[Dataset listings of figures]
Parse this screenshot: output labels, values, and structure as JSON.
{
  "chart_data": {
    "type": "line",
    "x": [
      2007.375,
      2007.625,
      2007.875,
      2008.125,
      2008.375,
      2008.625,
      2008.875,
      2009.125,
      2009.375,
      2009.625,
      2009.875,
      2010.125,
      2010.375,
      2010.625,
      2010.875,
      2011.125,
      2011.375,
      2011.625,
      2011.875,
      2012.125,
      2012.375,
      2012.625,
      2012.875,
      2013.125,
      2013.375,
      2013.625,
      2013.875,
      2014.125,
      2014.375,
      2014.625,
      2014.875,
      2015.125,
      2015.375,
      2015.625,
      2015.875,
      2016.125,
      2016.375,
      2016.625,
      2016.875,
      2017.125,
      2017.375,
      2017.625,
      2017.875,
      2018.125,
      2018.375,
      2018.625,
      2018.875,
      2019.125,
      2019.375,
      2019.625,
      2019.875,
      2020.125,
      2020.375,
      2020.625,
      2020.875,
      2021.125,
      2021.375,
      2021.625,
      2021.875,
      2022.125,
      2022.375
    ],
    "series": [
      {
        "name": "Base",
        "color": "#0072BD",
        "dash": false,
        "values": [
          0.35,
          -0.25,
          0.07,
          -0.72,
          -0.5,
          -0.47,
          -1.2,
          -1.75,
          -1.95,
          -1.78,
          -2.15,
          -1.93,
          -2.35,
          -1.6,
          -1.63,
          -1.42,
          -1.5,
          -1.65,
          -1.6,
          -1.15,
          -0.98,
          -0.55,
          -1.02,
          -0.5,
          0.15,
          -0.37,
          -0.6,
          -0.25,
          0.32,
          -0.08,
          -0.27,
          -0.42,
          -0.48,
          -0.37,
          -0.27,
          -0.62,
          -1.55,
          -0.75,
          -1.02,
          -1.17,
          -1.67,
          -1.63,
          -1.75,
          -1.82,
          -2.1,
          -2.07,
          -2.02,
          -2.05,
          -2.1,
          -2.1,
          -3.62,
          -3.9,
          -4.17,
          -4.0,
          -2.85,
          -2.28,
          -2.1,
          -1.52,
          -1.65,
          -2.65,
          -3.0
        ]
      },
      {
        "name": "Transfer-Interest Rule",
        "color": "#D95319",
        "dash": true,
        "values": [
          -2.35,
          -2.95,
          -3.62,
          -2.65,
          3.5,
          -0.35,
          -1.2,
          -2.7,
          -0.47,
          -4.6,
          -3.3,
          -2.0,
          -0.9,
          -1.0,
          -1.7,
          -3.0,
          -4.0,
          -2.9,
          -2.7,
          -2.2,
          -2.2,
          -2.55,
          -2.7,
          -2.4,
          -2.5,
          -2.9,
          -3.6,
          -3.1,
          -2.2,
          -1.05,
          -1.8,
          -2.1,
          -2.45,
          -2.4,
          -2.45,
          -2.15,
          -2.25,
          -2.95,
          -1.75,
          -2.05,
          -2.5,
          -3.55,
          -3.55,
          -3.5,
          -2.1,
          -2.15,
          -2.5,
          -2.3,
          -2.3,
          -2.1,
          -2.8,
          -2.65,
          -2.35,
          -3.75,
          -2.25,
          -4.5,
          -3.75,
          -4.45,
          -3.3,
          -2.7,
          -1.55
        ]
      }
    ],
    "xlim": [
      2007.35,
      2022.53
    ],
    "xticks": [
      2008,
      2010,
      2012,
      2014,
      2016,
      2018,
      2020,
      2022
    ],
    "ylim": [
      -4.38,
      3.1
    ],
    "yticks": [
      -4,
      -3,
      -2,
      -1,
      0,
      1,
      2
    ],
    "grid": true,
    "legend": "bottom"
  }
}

--- SHORT TASK ---
Write down all the entries again without a single difference.

--- EXERCISE ANSWER ---
Parse this screenshot: output labels, values, and structure as JSON.
{
  "chart_data": {
    "type": "line",
    "x": [
      2007.375,
      2007.625,
      2007.875,
      2008.125,
      2008.375,
      2008.625,
      2008.875,
      2009.125,
      2009.375,
      2009.625,
      2009.875,
      2010.125,
      2010.375,
      2010.625,
      2010.875,
      2011.125,
      2011.375,
      2011.625,
      2011.875,
      2012.125,
      2012.375,
      2012.625,
      2012.875,
      2013.125,
      2013.375,
      2013.625,
      2013.875,
      2014.125,
      2014.375,
      2014.625,
      2014.875,
      2015.125,
      2015.375,
      2015.625,
      2015.875,
      2016.125,
      2016.375,
      2016.625,
      2016.875,
      2017.125,
      2017.375,
      2017.625,
      2017.875,
      2018.125,
      2018.375,
      2018.625,
      2018.875,
      2019.125,
      2019.375,
      2019.625,
      2019.875,
      2020.125,
      2020.375,
      2020.625,
      2020.875,
      2021.125,
      2021.375,
      2021.625,
      2021.875,
      2022.125,
      2022.375
    ],
    "series": [
      {
        "name": "Base",
        "color": "#0072BD",
        "dash": false,
        "values": [
          0.35,
          -0.25,
          0.07,
          -0.72,
          -0.5,
          -0.47,
          -1.2,
          -1.75,
          -1.95,
          -1.78,
          -2.15,
          -1.93,
          -2.35,
          -1.6,
          -1.63,
          -1.42,
          -1.5,
          -1.65,
          -1.6,
          -1.15,
          -0.98,
          -0.55,
          -1.02,
          -0.5,
          0.15,
          -0.37,
          -0.6,
          -0.25,
          0.32,
          -0.08,
          -0.27,
          -0.42,
          -0.48,
          -0.37,
          -0.27,
          -0.62,
          -1.55,
          -0.75,
          -1.02,
          -1.17,
          -1.67,
          -1.63,
          -1.75,
          -1.82,
          -2.1,
          -2.07,
          -2.02,
          -2.05,
          -2.1,
          -2.1,
          -3.62,
          -3.9,
          -4.17,
          -4.0,
          -2.85,
          -2.28,
          -2.1,
          -1.52,
          -1.65,
          -2.65,
          -3.0
        ]
      },
      {
        "name": "Transfer-Interest Rule",
        "color": "#D95319",
        "dash": true,
        "values": [
          -2.35,
          -2.95,
          -3.62,
          -2.65,
          3.5,
          -0.35,
          -1.2,
          -2.7,
          -0.47,
          -4.6,
          -3.3,
          -2.0,
          -0.9,
          -1.0,
          -1.7,
          -3.0,
          -4.0,
          -2.9,
          -2.7,
          -2.2,
          -2.2,
          -2.55,
          -2.7,
          -2.4,
          -2.5,
          -2.9,
          -3.6,
          -3.1,
          -2.2,
          -1.05,
          -1.8,
          -2.1,
          -2.45,
          -2.4,
          -2.45,
          -2.15,
          -2.25,
          -2.95,
          -1.75,
          -2.05,
          -2.5,
          -3.55,
          -3.55,
          -3.5,
          -2.1,
          -2.15,
          -2.5,
          -2.3,
          -2.3,
          -2.1,
          -2.8,
          -2.65,
          -2.35,
          -3.75,
          -2.25,
          -4.5,
          -3.75,
          -4.45,
          -3.3,
          -2.7,
          -1.55
        ]
      }
    ],
    "xlim": [
      2007.35,
      2022.53
    ],
    "xticks": [
      2008,
      2010,
      2012,
      2014,
      2016,
      2018,
      2020,
      2022
    ],
    "ylim": [
      -4.38,
      3.1
    ],
    "yticks": [
      -4,
      -3,
      -2,
      -1,
      0,
      1,
      2
    ],
    "grid": true,
    "legend": "bottom"
  }
}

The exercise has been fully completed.